## SET TASK
In the entries below, find every line holding the string "Motor" and collect it.

___ DATA EXCERPTS

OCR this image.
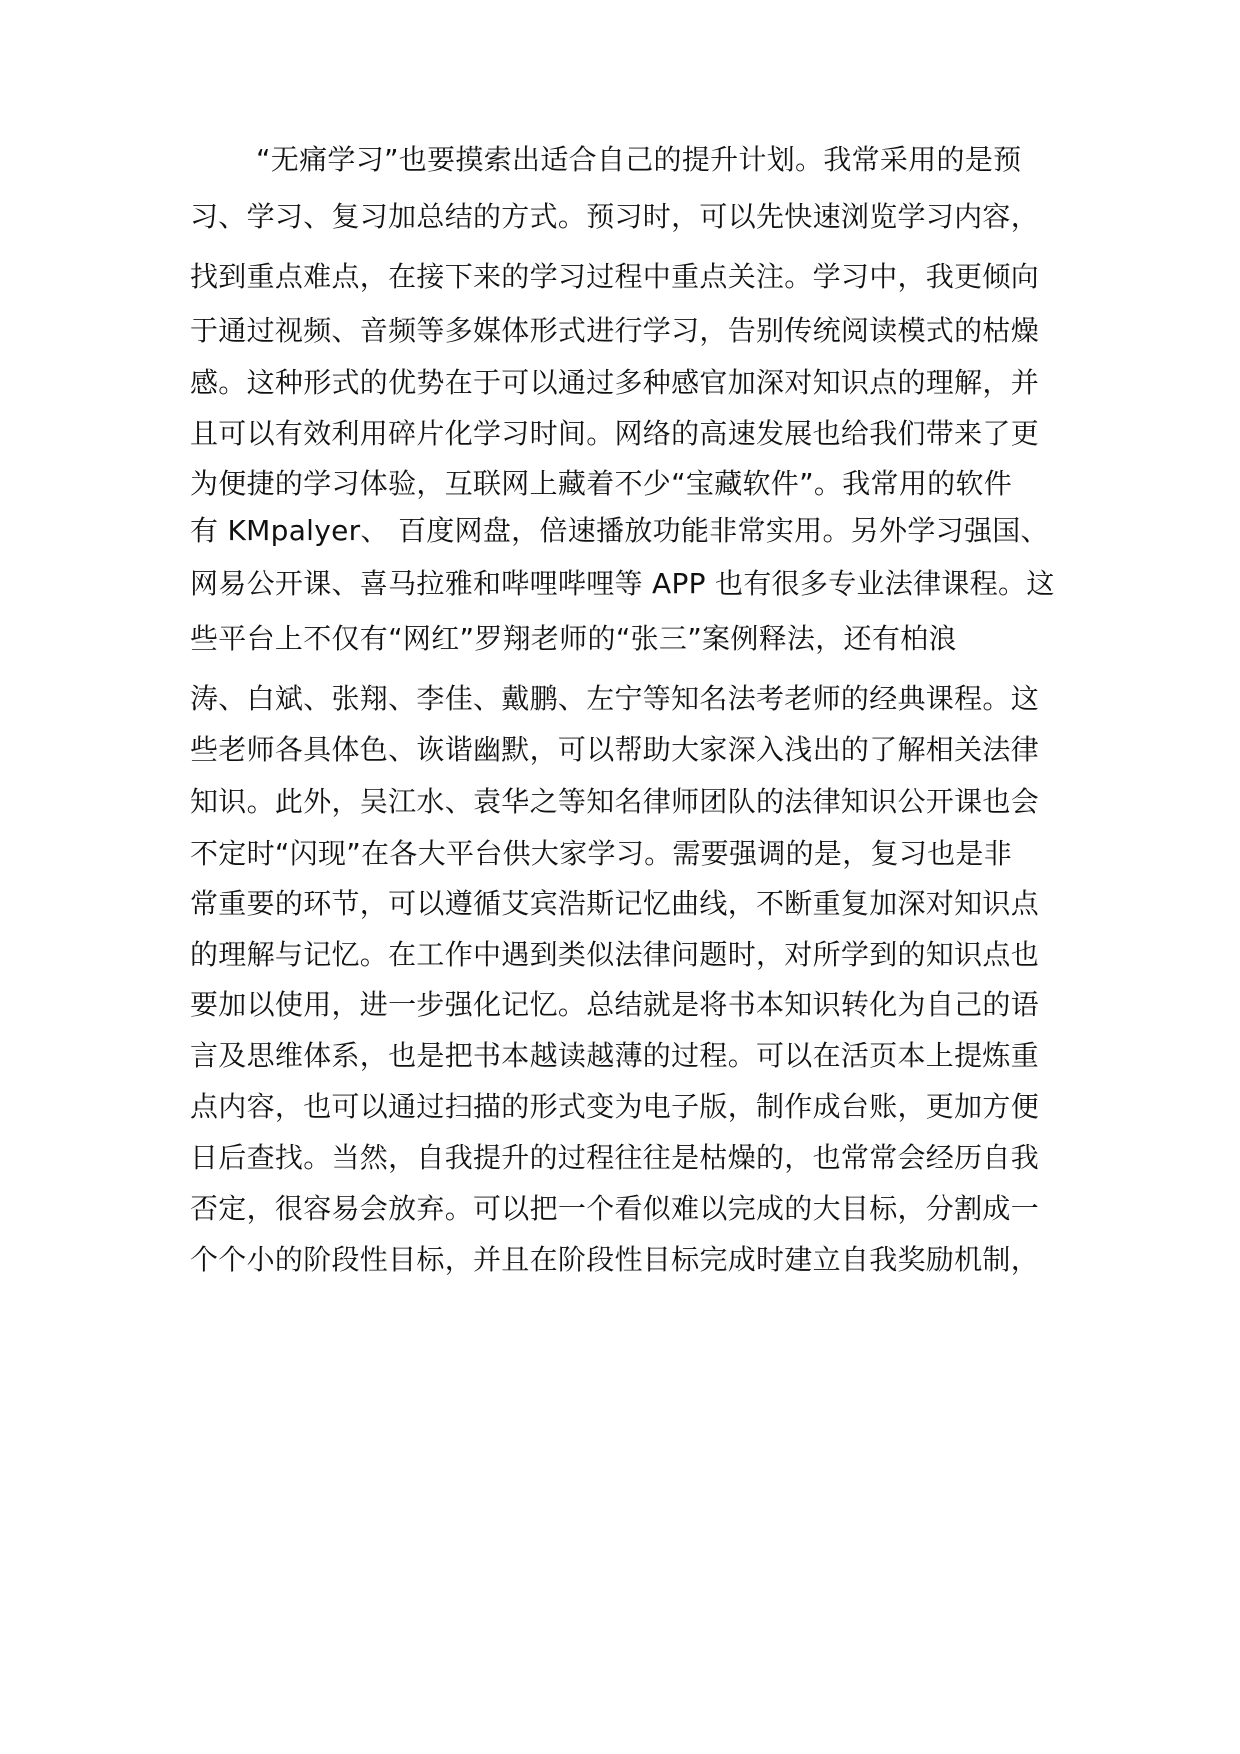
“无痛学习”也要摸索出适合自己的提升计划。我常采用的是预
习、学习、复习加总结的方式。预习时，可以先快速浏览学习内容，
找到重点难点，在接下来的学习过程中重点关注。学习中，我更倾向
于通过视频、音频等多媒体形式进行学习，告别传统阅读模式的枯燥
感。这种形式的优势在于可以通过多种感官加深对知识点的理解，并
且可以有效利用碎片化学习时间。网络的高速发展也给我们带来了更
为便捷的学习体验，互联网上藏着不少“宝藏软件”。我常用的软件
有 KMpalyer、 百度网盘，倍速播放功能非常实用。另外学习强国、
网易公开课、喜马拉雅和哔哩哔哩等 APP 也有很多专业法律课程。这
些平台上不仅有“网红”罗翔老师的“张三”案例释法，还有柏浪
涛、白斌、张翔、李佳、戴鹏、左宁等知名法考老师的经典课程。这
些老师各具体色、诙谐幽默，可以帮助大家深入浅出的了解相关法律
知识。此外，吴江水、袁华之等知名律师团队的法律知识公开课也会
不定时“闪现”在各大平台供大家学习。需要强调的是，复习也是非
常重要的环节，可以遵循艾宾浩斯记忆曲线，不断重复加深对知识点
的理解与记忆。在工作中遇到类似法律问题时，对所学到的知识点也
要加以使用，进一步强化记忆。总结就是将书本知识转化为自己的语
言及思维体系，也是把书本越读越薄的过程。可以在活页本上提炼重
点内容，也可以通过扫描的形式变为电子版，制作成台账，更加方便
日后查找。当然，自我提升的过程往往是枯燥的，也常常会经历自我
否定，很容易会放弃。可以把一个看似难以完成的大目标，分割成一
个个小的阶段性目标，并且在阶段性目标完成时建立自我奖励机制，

______
___ DATA EXCERPTS

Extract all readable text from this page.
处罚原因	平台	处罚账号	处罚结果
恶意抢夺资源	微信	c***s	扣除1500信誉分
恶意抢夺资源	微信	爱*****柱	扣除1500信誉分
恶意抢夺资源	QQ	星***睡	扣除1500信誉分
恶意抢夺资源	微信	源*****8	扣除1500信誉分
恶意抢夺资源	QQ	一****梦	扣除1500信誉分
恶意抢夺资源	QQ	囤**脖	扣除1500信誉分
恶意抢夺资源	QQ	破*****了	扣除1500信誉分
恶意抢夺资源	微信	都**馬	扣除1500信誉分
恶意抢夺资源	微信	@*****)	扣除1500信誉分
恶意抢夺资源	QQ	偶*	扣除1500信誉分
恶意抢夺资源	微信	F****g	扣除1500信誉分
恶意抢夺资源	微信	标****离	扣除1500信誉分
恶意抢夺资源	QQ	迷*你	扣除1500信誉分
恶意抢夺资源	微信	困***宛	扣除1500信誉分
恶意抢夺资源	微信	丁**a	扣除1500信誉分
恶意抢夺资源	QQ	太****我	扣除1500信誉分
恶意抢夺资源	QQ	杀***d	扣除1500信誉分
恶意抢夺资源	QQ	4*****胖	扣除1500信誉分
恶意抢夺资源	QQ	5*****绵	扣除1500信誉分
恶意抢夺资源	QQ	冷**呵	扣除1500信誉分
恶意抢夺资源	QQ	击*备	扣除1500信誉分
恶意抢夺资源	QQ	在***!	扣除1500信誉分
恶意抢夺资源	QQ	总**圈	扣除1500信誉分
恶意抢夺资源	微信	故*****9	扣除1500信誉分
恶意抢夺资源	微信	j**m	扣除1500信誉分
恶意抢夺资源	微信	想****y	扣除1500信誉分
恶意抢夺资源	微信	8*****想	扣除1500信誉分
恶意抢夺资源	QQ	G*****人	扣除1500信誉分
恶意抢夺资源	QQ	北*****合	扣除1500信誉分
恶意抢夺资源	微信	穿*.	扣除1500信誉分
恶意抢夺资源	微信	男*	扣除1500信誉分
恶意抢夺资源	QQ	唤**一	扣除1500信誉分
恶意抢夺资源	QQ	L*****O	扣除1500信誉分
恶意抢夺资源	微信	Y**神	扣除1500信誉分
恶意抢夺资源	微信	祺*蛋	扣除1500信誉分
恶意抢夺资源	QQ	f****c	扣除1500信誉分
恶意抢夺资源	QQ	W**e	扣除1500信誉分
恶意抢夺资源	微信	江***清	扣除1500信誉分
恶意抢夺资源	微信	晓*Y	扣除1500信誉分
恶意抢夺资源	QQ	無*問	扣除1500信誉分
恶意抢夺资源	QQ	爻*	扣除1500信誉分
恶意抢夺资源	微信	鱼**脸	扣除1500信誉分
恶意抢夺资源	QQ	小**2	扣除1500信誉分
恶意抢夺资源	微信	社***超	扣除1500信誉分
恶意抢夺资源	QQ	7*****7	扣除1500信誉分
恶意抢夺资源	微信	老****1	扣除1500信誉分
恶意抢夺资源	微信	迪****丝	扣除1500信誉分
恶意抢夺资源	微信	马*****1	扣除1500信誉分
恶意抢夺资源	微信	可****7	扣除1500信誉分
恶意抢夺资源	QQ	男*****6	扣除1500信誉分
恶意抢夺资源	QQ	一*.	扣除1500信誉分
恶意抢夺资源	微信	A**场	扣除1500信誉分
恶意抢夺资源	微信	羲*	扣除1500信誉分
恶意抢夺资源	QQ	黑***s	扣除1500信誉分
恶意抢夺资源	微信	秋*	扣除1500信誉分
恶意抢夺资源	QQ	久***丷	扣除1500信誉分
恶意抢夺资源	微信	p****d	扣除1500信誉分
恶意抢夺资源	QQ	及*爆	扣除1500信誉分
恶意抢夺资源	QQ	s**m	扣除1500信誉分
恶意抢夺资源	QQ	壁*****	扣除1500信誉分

______
___ DATA EXCERPTS

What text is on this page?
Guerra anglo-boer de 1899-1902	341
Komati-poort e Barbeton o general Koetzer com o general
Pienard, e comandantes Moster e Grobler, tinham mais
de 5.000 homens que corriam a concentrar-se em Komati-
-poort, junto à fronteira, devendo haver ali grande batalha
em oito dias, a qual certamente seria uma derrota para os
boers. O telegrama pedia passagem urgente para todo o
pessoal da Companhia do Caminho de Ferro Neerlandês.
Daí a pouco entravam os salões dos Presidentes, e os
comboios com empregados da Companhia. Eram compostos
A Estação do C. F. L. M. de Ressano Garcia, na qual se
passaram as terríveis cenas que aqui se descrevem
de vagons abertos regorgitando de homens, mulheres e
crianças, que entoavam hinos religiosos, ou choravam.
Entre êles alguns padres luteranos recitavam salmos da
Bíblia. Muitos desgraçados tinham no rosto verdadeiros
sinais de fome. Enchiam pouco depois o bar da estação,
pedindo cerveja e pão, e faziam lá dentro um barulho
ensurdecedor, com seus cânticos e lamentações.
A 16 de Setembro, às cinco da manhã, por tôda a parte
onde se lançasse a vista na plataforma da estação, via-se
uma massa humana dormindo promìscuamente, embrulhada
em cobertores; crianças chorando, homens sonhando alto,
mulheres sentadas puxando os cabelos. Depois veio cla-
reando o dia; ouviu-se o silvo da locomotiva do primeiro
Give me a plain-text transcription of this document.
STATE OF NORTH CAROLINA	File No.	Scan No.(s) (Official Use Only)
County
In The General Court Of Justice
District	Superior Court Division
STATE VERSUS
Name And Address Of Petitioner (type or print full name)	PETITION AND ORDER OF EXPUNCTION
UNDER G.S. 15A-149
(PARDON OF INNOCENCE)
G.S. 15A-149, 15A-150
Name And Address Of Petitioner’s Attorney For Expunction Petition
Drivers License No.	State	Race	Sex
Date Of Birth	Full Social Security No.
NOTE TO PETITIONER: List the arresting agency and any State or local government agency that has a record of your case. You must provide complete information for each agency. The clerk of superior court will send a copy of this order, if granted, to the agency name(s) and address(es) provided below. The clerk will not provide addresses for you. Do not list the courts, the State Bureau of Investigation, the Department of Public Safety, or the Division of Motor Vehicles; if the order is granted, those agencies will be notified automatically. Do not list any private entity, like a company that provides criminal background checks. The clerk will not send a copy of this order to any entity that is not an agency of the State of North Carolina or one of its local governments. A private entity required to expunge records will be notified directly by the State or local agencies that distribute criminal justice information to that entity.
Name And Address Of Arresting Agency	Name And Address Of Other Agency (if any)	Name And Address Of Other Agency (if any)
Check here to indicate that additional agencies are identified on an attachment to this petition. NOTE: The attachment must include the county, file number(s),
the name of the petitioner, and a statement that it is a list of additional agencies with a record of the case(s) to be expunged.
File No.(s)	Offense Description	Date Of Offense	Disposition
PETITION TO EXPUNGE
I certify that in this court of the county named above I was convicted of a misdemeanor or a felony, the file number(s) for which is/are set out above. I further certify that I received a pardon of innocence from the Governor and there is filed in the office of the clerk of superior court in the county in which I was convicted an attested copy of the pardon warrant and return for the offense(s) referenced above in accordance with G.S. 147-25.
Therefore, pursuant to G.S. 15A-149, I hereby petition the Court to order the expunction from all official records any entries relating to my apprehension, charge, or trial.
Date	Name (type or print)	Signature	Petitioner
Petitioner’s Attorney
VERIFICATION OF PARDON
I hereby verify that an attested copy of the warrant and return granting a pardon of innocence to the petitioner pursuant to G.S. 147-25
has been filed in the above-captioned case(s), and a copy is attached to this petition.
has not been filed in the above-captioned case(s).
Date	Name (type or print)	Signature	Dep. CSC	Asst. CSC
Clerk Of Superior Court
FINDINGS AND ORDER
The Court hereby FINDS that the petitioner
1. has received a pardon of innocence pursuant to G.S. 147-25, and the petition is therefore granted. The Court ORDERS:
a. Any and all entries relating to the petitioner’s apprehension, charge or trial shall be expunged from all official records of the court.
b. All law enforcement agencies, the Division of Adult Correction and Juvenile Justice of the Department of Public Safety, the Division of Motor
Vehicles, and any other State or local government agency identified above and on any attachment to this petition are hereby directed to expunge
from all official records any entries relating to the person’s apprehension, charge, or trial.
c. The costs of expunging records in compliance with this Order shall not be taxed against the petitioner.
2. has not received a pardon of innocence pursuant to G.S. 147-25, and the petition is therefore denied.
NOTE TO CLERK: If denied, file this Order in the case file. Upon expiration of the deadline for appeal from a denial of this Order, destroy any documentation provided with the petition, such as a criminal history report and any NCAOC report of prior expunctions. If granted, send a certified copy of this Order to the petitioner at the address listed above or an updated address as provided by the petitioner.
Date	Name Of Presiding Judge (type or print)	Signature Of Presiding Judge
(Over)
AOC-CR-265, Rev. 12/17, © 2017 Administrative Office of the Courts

______

## FULL SOLUTION
NOTE TO PETITIONER: List the arresting agency and any State or local government agency that has a record of your case. You must provide complete information for each agency. The clerk of superior court will send a copy of this order, if granted, to the agency name(s) and address(es) provided below. The clerk will not provide addresses for you. Do not list the courts, the State Bureau of Investigation, the Department of Public Safety, or the Division of Motor Vehicles; if the order is granted, those agencies will be notified automatically. Do not list any private entity, like a company that provides criminal background checks. The clerk will not send a copy of this order to any entity that is not an agency of the State of North Carolina or one of its local governments. A private entity required to expunge records will be notified directly by the State or local agencies that distribute criminal justice information to that entity.
b. All law enforcement agencies, the Division of Adult Correction and Juvenile Justice of the Department of Public Safety, the Division of Motor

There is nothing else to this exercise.